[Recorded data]

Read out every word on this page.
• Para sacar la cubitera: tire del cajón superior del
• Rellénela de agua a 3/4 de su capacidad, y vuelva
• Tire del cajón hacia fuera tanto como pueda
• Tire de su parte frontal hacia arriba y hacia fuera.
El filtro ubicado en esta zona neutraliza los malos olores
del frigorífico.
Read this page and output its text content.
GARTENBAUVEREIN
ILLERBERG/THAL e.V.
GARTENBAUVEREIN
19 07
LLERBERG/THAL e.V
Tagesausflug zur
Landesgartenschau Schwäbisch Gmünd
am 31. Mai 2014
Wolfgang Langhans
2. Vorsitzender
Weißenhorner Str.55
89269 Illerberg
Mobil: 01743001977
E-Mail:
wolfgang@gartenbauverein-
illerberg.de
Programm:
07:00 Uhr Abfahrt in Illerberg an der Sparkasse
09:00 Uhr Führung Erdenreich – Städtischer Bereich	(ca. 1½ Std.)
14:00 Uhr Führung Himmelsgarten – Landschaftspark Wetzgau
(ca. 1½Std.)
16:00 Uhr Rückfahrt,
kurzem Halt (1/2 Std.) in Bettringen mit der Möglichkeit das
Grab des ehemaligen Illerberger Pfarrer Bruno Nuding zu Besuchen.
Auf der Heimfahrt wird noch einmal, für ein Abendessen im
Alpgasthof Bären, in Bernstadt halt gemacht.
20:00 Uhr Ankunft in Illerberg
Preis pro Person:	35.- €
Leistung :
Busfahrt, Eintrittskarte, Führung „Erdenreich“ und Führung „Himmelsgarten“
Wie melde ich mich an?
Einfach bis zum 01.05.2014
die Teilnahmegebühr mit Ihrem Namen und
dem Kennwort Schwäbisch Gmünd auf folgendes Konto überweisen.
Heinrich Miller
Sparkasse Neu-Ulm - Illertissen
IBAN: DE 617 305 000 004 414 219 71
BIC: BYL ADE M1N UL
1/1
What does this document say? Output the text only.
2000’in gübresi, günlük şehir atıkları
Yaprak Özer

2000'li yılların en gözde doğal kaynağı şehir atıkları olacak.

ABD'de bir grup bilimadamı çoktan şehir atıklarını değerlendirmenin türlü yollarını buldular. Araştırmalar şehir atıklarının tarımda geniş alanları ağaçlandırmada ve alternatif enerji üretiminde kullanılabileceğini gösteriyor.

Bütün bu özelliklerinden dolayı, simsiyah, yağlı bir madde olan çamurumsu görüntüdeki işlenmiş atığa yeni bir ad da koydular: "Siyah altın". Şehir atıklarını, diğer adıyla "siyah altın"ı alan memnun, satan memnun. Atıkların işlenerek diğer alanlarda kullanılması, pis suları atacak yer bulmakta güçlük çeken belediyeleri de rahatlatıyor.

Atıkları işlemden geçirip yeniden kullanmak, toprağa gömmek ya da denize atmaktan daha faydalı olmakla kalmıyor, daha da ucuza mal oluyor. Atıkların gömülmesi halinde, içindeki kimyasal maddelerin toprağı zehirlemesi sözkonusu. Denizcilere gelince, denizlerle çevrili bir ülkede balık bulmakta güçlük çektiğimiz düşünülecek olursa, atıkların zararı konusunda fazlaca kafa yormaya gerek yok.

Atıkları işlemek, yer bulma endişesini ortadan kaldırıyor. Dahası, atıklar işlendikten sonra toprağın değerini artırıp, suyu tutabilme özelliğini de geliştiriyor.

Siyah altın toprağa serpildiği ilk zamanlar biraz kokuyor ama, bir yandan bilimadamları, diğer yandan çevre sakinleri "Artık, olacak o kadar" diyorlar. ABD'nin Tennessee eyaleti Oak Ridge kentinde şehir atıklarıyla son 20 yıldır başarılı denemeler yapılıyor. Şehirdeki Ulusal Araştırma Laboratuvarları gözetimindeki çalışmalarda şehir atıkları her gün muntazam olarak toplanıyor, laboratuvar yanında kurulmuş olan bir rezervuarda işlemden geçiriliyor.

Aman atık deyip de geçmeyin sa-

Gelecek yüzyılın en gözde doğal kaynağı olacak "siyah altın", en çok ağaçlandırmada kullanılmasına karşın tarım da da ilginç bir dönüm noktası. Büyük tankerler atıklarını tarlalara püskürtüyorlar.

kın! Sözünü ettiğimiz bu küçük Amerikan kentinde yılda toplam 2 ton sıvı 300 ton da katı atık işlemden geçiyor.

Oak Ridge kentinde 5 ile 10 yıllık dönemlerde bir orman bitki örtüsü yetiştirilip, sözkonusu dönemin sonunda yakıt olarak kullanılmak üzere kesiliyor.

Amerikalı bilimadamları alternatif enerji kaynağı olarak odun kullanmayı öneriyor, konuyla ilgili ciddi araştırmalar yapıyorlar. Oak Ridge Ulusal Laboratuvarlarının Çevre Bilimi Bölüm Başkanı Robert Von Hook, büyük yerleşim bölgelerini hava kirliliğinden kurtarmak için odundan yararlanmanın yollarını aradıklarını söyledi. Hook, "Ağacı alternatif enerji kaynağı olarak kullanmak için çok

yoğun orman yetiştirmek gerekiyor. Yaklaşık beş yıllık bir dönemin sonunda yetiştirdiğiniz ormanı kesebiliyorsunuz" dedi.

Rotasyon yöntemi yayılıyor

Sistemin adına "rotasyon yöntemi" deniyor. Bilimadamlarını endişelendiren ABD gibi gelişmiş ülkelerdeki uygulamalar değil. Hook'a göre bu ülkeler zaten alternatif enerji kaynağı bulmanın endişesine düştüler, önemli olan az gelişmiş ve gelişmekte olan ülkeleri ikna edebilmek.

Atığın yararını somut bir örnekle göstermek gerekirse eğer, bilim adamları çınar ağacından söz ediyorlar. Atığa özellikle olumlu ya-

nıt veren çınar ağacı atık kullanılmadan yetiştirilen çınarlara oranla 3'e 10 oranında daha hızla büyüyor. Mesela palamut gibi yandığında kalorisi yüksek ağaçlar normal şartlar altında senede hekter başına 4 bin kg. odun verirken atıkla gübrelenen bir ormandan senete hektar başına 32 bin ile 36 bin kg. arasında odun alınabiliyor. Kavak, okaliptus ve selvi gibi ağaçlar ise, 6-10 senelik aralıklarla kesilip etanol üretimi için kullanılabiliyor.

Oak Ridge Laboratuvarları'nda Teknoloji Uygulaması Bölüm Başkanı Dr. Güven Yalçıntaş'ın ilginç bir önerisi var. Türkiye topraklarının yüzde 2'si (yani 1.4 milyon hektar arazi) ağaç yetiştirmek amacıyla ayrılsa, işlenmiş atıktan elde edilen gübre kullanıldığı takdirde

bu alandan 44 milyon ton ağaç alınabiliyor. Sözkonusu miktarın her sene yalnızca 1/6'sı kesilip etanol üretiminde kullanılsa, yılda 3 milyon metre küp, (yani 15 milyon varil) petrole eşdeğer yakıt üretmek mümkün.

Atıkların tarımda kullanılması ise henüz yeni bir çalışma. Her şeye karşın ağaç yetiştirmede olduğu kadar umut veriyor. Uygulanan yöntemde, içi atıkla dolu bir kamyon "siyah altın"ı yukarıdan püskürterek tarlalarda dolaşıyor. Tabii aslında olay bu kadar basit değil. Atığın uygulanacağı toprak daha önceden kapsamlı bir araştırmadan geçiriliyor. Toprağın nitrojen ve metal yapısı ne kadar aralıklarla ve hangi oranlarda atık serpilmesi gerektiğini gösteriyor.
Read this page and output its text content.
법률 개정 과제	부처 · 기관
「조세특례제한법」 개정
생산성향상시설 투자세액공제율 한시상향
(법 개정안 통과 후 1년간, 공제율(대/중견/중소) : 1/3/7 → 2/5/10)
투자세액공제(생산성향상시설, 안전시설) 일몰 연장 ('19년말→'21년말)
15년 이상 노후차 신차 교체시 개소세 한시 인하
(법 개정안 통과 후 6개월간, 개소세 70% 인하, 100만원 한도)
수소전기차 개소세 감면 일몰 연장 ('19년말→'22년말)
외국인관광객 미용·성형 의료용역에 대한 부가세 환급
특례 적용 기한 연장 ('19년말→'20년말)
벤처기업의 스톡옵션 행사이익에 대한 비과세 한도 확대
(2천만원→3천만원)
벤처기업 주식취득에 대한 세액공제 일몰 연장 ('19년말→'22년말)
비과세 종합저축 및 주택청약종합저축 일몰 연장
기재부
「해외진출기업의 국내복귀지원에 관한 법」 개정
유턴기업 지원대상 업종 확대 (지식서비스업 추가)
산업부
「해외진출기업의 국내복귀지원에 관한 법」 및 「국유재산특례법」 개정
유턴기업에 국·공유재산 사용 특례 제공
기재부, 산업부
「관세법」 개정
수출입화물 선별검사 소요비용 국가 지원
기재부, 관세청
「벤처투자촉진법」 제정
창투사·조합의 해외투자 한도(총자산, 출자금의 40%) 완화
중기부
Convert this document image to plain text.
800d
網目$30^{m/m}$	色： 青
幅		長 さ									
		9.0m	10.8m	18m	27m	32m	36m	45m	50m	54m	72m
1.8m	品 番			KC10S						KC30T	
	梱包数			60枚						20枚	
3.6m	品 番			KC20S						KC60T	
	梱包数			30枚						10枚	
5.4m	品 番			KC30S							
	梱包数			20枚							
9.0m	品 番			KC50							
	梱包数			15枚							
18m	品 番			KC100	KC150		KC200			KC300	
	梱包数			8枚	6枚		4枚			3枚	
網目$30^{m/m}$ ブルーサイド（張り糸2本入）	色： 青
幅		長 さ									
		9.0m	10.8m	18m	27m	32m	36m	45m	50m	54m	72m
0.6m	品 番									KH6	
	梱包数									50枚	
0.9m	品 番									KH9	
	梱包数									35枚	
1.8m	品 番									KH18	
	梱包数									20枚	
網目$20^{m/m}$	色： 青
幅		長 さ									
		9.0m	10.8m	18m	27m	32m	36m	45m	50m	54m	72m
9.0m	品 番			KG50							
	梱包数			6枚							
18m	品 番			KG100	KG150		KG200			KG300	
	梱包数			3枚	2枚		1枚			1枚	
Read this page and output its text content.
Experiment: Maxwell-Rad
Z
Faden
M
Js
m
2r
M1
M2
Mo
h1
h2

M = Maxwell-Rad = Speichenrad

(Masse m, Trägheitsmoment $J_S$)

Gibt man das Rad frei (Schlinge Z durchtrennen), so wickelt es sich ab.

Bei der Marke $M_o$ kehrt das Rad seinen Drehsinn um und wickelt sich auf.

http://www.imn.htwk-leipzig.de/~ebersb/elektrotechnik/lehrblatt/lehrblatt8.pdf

PROMPT: Out of the material above, select every line that holds the string "wickelt".

EXERCISE ANSWER:
Gibt man das Rad frei (Schlinge Z durchtrennen), so wickelt es sich ab.
Bei der Marke $M_o$ kehrt das Rad seinen Drehsinn um und wickelt sich auf.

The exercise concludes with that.